++++ Entries supplied

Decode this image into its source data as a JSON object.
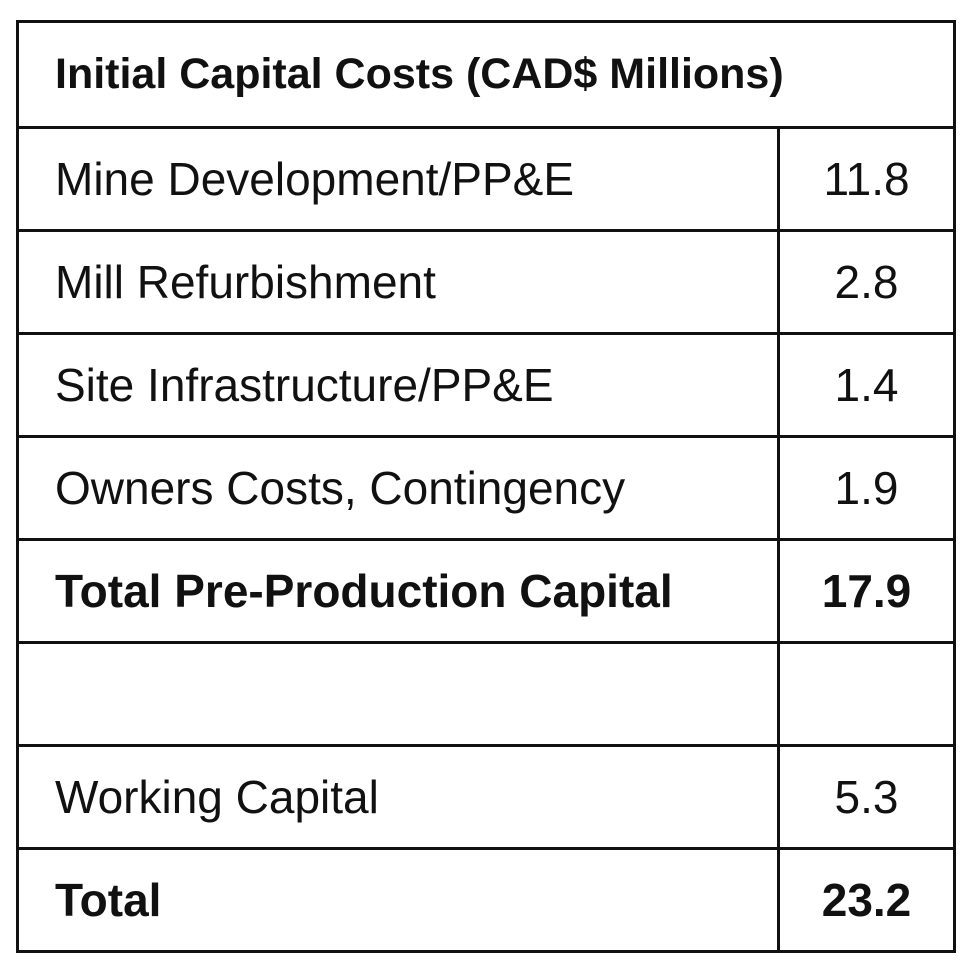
{
  "table": {
    "title": "Initial Capital Costs (CAD$ Millions)",
    "rows": [
      {
        "label": "Mine Development/PP&E",
        "value": "11.8",
        "bold": false
      },
      {
        "label": "Mill Refurbishment",
        "value": "2.8",
        "bold": false
      },
      {
        "label": "Site Infrastructure/PP&E",
        "value": "1.4",
        "bold": false
      },
      {
        "label": "Owners Costs, Contingency",
        "value": "1.9",
        "bold": false
      },
      {
        "label": "Total Pre-Production Capital",
        "value": "17.9",
        "bold": true
      },
      {
        "label": "",
        "value": "",
        "bold": false
      },
      {
        "label": "Working Capital",
        "value": "5.3",
        "bold": false
      },
      {
        "label": "Total",
        "value": "23.2",
        "bold": true
      }
    ]
  }
}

++++++++

What is asked - Leave the pictures out and output the rest of the listing exactly.

Written response -
Decode this image into its source data as a JSON object.
{
  "table": {
    "title": "Initial Capital Costs (CAD$ Millions)",
    "rows": [
      {
        "label": "Mine Development/PP&E",
        "value": "11.8",
        "bold": false
      },
      {
        "label": "Mill Refurbishment",
        "value": "2.8",
        "bold": false
      },
      {
        "label": "Site Infrastructure/PP&E",
        "value": "1.4",
        "bold": false
      },
      {
        "label": "Owners Costs, Contingency",
        "value": "1.9",
        "bold": false
      },
      {
        "label": "Total Pre-Production Capital",
        "value": "17.9",
        "bold": true
      },
      {
        "label": "",
        "value": "",
        "bold": false
      },
      {
        "label": "Working Capital",
        "value": "5.3",
        "bold": false
      },
      {
        "label": "Total",
        "value": "23.2",
        "bold": true
      }
    ]
  }
}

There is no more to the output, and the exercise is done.